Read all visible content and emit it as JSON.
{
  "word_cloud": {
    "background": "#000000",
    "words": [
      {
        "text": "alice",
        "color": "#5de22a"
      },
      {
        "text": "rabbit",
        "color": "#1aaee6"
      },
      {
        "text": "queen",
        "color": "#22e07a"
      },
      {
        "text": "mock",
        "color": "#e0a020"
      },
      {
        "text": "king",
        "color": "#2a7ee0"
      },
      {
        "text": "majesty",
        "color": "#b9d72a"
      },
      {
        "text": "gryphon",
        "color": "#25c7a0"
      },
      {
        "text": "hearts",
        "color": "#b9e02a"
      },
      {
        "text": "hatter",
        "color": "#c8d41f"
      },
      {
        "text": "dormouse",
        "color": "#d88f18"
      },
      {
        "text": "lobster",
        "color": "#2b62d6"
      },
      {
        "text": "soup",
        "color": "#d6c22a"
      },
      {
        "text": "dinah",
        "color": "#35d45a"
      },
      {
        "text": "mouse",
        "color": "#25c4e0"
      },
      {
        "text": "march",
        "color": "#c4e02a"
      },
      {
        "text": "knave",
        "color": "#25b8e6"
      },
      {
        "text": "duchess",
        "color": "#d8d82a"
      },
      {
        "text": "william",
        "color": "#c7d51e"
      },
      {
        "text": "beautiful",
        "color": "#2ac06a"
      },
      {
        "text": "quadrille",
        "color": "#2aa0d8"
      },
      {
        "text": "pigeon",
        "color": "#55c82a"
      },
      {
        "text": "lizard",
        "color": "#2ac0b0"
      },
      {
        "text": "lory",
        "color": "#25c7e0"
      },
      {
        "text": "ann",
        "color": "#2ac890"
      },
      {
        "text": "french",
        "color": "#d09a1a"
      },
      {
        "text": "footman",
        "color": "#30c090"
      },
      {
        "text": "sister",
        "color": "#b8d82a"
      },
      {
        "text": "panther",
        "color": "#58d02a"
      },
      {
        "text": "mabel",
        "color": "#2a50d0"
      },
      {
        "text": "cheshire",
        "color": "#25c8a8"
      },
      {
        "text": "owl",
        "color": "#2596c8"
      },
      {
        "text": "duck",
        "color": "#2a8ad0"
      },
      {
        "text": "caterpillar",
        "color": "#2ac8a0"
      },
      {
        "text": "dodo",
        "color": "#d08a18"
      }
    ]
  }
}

* * *

Work to do –
Transcribe all of the lines in the records precisely.

Reply to the task –
Read all visible content and emit it as JSON.
{
  "word_cloud": {
    "background": "#000000",
    "words": [
      {
        "text": "alice",
        "color": "#5de22a"
      },
      {
        "text": "rabbit",
        "color": "#1aaee6"
      },
      {
        "text": "queen",
        "color": "#22e07a"
      },
      {
        "text": "mock",
        "color": "#e0a020"
      },
      {
        "text": "king",
        "color": "#2a7ee0"
      },
      {
        "text": "majesty",
        "color": "#b9d72a"
      },
      {
        "text": "gryphon",
        "color": "#25c7a0"
      },
      {
        "text": "hearts",
        "color": "#b9e02a"
      },
      {
        "text": "hatter",
        "color": "#c8d41f"
      },
      {
        "text": "dormouse",
        "color": "#d88f18"
      },
      {
        "text": "lobster",
        "color": "#2b62d6"
      },
      {
        "text": "soup",
        "color": "#d6c22a"
      },
      {
        "text": "dinah",
        "color": "#35d45a"
      },
      {
        "text": "mouse",
        "color": "#25c4e0"
      },
      {
        "text": "march",
        "color": "#c4e02a"
      },
      {
        "text": "knave",
        "color": "#25b8e6"
      },
      {
        "text": "duchess",
        "color": "#d8d82a"
      },
      {
        "text": "william",
        "color": "#c7d51e"
      },
      {
        "text": "beautiful",
        "color": "#2ac06a"
      },
      {
        "text": "quadrille",
        "color": "#2aa0d8"
      },
      {
        "text": "pigeon",
        "color": "#55c82a"
      },
      {
        "text": "lizard",
        "color": "#2ac0b0"
      },
      {
        "text": "lory",
        "color": "#25c7e0"
      },
      {
        "text": "ann",
        "color": "#2ac890"
      },
      {
        "text": "french",
        "color": "#d09a1a"
      },
      {
        "text": "footman",
        "color": "#30c090"
      },
      {
        "text": "sister",
        "color": "#b8d82a"
      },
      {
        "text": "panther",
        "color": "#58d02a"
      },
      {
        "text": "mabel",
        "color": "#2a50d0"
      },
      {
        "text": "cheshire",
        "color": "#25c8a8"
      },
      {
        "text": "owl",
        "color": "#2596c8"
      },
      {
        "text": "duck",
        "color": "#2a8ad0"
      },
      {
        "text": "caterpillar",
        "color": "#2ac8a0"
      },
      {
        "text": "dodo",
        "color": "#d08a18"
      }
    ]
  }
}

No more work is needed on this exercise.